Artikel:
==============================

PPATK juga mematuhi prinsip kerahasiaan dalam transaksi keuangan. Alhasil, pengumuman yang dilakukan dalam agenda Refleksi Kinerja PPATK Tahun 2023 bersifat agregat, umum, dan hanya indikasi sesuai statistik berdasarkan data pelaporan yang diperoleh PPATK.

"Tidak ada nama-nama spesifik karena itu dilindungi oleh UU terkait dengan prinsip-prinsip kerahasiaan transaksi. Semuanya tetap dengan koridor praduga tidak bersalah, oleh karenanya PPATK hanya sampaikan sebatas statistiknya saja dan tidak dapat membuka nama ataupun detail pihak-pihak terkait," bebernya.

Secara keseluruhan, Natsir menegaskan PPATK tidak pernah menyampaikan indikasi tindak pidana atas transaksi-transaksi yang tertuang dalam statistik PPATK. Statistik PPATK tidak dapat ditafsirkan sebagai tindak pidana kecuali telah diputuskan oleh pihak berwenang seperti KPU, Bawaslu, maupun aparat penegak hukum.

==============================

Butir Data

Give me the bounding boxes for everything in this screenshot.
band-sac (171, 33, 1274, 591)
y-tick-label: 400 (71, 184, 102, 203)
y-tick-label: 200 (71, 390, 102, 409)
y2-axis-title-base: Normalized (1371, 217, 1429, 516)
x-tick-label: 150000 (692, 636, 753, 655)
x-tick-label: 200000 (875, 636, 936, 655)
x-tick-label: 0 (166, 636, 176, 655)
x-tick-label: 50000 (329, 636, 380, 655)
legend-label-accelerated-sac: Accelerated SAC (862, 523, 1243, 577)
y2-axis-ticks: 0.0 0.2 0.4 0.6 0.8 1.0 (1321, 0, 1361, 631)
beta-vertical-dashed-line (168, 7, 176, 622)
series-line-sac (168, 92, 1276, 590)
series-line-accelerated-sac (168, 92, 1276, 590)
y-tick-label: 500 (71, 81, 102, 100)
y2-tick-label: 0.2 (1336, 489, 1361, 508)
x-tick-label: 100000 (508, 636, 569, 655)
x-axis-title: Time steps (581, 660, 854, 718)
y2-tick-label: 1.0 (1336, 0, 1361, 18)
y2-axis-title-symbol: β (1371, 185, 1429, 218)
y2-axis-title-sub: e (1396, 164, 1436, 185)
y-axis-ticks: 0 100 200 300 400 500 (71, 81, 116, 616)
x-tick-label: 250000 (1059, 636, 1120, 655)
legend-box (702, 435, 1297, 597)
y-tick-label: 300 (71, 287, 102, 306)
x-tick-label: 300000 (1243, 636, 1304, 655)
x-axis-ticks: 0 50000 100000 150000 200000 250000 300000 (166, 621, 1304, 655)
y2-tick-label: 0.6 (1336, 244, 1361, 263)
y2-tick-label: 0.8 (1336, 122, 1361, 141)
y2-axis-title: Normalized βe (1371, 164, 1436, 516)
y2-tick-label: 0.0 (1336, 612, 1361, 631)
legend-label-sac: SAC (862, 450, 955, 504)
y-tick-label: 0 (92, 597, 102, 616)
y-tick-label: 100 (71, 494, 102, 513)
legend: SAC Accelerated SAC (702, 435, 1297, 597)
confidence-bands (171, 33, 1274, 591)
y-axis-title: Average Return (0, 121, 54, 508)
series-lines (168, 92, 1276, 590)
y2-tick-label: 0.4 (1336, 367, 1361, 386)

==============================

Soal Latihan: Lanjutkan artikel tentang kerahasiaan statistik transaksi keuangan PPATK, dimulai tepat setelah kalimat terakhirnya.

Soal Terjawab:
Namun, sejumlah data dan informasi yang disampaikan tersebut telah diteruskan PPATK kepada otoritas yang berwenang untuk ditindaklanjuti. Natsir mengatakan bahwa PPATK tidak memiliki motif apapun selain semata-mata melaporkan akuntabilitas pelaksanaan tugas, fungsi, dan kewenangan kepada publik.

"Tentunya semua sepakat bahwa Pemilu merupakan momentum mematangkan visi dan misi serta menghindari adanya unsur-unsur politik uang khususnya masuknya dana-dana ilegal dalam kerangka menganggu pesta demokrasi ini," pungkasnya. (wan)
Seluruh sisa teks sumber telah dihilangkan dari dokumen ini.